[Dataset items]
+ + + + + + +
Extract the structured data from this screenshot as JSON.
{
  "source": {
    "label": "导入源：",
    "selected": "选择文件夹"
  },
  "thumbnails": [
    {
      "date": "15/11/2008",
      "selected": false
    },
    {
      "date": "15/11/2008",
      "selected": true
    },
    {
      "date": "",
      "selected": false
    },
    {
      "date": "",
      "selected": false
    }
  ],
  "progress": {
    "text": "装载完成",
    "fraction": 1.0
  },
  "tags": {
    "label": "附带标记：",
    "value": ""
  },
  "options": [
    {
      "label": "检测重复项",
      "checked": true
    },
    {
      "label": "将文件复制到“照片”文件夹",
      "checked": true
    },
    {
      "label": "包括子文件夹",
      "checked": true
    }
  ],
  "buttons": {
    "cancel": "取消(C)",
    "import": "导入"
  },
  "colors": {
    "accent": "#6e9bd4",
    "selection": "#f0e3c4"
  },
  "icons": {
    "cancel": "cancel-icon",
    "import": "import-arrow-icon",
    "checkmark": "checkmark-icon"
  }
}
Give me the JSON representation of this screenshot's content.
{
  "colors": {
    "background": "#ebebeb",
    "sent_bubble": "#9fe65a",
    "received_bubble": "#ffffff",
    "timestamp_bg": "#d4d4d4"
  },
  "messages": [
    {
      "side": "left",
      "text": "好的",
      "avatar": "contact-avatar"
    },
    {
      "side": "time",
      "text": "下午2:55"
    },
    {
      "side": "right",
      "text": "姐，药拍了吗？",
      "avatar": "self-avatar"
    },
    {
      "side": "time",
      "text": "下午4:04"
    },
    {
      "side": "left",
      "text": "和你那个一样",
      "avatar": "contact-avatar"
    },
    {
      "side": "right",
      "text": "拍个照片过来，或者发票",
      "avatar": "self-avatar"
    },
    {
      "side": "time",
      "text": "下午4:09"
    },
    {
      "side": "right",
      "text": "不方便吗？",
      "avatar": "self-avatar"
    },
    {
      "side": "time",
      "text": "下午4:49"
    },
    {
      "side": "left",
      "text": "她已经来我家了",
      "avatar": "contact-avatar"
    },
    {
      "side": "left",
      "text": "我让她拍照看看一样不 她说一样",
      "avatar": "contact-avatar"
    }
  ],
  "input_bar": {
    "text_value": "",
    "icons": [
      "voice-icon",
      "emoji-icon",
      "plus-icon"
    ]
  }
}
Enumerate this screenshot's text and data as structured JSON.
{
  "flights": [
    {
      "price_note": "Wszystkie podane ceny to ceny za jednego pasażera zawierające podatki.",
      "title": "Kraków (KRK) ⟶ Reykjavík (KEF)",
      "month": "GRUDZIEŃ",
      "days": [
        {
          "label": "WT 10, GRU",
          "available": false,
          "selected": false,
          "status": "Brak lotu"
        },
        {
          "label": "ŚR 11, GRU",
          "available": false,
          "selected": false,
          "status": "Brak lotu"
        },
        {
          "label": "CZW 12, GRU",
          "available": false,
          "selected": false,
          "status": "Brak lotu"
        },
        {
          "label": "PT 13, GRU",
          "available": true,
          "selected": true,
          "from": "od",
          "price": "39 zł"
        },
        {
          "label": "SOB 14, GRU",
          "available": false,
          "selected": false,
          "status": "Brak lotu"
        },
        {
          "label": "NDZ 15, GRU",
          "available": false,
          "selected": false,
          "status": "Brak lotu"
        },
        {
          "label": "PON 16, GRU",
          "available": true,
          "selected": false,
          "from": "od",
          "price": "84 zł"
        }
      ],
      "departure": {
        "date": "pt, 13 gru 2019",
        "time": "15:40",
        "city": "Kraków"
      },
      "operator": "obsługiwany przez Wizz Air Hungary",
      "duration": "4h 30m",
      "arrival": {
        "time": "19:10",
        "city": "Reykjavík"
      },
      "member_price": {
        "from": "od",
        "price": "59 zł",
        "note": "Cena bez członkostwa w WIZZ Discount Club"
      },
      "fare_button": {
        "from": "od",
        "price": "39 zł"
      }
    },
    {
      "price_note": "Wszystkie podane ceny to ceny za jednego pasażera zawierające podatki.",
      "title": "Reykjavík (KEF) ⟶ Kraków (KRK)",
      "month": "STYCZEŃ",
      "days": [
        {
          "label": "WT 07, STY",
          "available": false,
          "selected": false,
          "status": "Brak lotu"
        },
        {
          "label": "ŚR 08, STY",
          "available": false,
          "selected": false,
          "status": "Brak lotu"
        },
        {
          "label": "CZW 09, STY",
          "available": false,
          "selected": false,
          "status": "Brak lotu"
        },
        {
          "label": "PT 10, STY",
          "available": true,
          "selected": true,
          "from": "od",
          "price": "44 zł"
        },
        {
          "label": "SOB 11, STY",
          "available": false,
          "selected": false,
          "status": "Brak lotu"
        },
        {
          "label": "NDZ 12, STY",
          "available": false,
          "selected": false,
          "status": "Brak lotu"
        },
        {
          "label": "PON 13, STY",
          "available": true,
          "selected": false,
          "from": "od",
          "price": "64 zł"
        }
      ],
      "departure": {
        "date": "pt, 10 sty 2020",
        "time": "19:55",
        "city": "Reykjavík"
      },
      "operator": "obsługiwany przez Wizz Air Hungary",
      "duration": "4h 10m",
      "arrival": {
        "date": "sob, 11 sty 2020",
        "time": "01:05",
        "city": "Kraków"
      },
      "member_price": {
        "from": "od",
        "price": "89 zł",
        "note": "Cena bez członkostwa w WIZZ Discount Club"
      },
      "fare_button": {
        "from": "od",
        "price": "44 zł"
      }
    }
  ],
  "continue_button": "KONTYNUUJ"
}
+ + + + + + +
[Your task]
The listing above must be transcribed exactly, line by line.

[Exercise solution]
Extract the structured data from this screenshot as JSON.
{
  "source": {
    "label": "导入源：",
    "selected": "选择文件夹"
  },
  "thumbnails": [
    {
      "date": "15/11/2008",
      "selected": false
    },
    {
      "date": "15/11/2008",
      "selected": true
    },
    {
      "date": "",
      "selected": false
    },
    {
      "date": "",
      "selected": false
    }
  ],
  "progress": {
    "text": "装载完成",
    "fraction": 1.0
  },
  "tags": {
    "label": "附带标记：",
    "value": ""
  },
  "options": [
    {
      "label": "检测重复项",
      "checked": true
    },
    {
      "label": "将文件复制到“照片”文件夹",
      "checked": true
    },
    {
      "label": "包括子文件夹",
      "checked": true
    }
  ],
  "buttons": {
    "cancel": "取消(C)",
    "import": "导入"
  },
  "colors": {
    "accent": "#6e9bd4",
    "selection": "#f0e3c4"
  },
  "icons": {
    "cancel": "cancel-icon",
    "import": "import-arrow-icon",
    "checkmark": "checkmark-icon"
  }
}
Give me the JSON representation of this screenshot's content.
{
  "colors": {
    "background": "#ebebeb",
    "sent_bubble": "#9fe65a",
    "received_bubble": "#ffffff",
    "timestamp_bg": "#d4d4d4"
  },
  "messages": [
    {
      "side": "left",
      "text": "好的",
      "avatar": "contact-avatar"
    },
    {
      "side": "time",
      "text": "下午2:55"
    },
    {
      "side": "right",
      "text": "姐，药拍了吗？",
      "avatar": "self-avatar"
    },
    {
      "side": "time",
      "text": "下午4:04"
    },
    {
      "side": "left",
      "text": "和你那个一样",
      "avatar": "contact-avatar"
    },
    {
      "side": "right",
      "text": "拍个照片过来，或者发票",
      "avatar": "self-avatar"
    },
    {
      "side": "time",
      "text": "下午4:09"
    },
    {
      "side": "right",
      "text": "不方便吗？",
      "avatar": "self-avatar"
    },
    {
      "side": "time",
      "text": "下午4:49"
    },
    {
      "side": "left",
      "text": "她已经来我家了",
      "avatar": "contact-avatar"
    },
    {
      "side": "left",
      "text": "我让她拍照看看一样不 她说一样",
      "avatar": "contact-avatar"
    }
  ],
  "input_bar": {
    "text_value": "",
    "icons": [
      "voice-icon",
      "emoji-icon",
      "plus-icon"
    ]
  }
}
Enumerate this screenshot's text and data as structured JSON.
{
  "flights": [
    {
      "price_note": "Wszystkie podane ceny to ceny za jednego pasażera zawierające podatki.",
      "title": "Kraków (KRK) ⟶ Reykjavík (KEF)",
      "month": "GRUDZIEŃ",
      "days": [
        {
          "label": "WT 10, GRU",
          "available": false,
          "selected": false,
          "status": "Brak lotu"
        },
        {
          "label": "ŚR 11, GRU",
          "available": false,
          "selected": false,
          "status": "Brak lotu"
        },
        {
          "label": "CZW 12, GRU",
          "available": false,
          "selected": false,
          "status": "Brak lotu"
        },
        {
          "label": "PT 13, GRU",
          "available": true,
          "selected": true,
          "from": "od",
          "price": "39 zł"
        },
        {
          "label": "SOB 14, GRU",
          "available": false,
          "selected": false,
          "status": "Brak lotu"
        },
        {
          "label": "NDZ 15, GRU",
          "available": false,
          "selected": false,
          "status": "Brak lotu"
        },
        {
          "label": "PON 16, GRU",
          "available": true,
          "selected": false,
          "from": "od",
          "price": "84 zł"
        }
      ],
      "departure": {
        "date": "pt, 13 gru 2019",
        "time": "15:40",
        "city": "Kraków"
      },
      "operator": "obsługiwany przez Wizz Air Hungary",
      "duration": "4h 30m",
      "arrival": {
        "time": "19:10",
        "city": "Reykjavík"
      },
      "member_price": {
        "from": "od",
        "price": "59 zł",
        "note": "Cena bez członkostwa w WIZZ Discount Club"
      },
      "fare_button": {
        "from": "od",
        "price": "39 zł"
      }
    },
    {
      "price_note": "Wszystkie podane ceny to ceny za jednego pasażera zawierające podatki.",
      "title": "Reykjavík (KEF) ⟶ Kraków (KRK)",
      "month": "STYCZEŃ",
      "days": [
        {
          "label": "WT 07, STY",
          "available": false,
          "selected": false,
          "status": "Brak lotu"
        },
        {
          "label": "ŚR 08, STY",
          "available": false,
          "selected": false,
          "status": "Brak lotu"
        },
        {
          "label": "CZW 09, STY",
          "available": false,
          "selected": false,
          "status": "Brak lotu"
        },
        {
          "label": "PT 10, STY",
          "available": true,
          "selected": true,
          "from": "od",
          "price": "44 zł"
        },
        {
          "label": "SOB 11, STY",
          "available": false,
          "selected": false,
          "status": "Brak lotu"
        },
        {
          "label": "NDZ 12, STY",
          "available": false,
          "selected": false,
          "status": "Brak lotu"
        },
        {
          "label": "PON 13, STY",
          "available": true,
          "selected": false,
          "from": "od",
          "price": "64 zł"
        }
      ],
      "departure": {
        "date": "pt, 10 sty 2020",
        "time": "19:55",
        "city": "Reykjavík"
      },
      "operator": "obsługiwany przez Wizz Air Hungary",
      "duration": "4h 10m",
      "arrival": {
        "date": "sob, 11 sty 2020",
        "time": "01:05",
        "city": "Kraków"
      },
      "member_price": {
        "from": "od",
        "price": "89 zł",
        "note": "Cena bez członkostwa w WIZZ Discount Club"
      },
      "fare_button": {
        "from": "od",
        "price": "44 zł"
      }
    }
  ],
  "continue_button": "KONTYNUUJ"
}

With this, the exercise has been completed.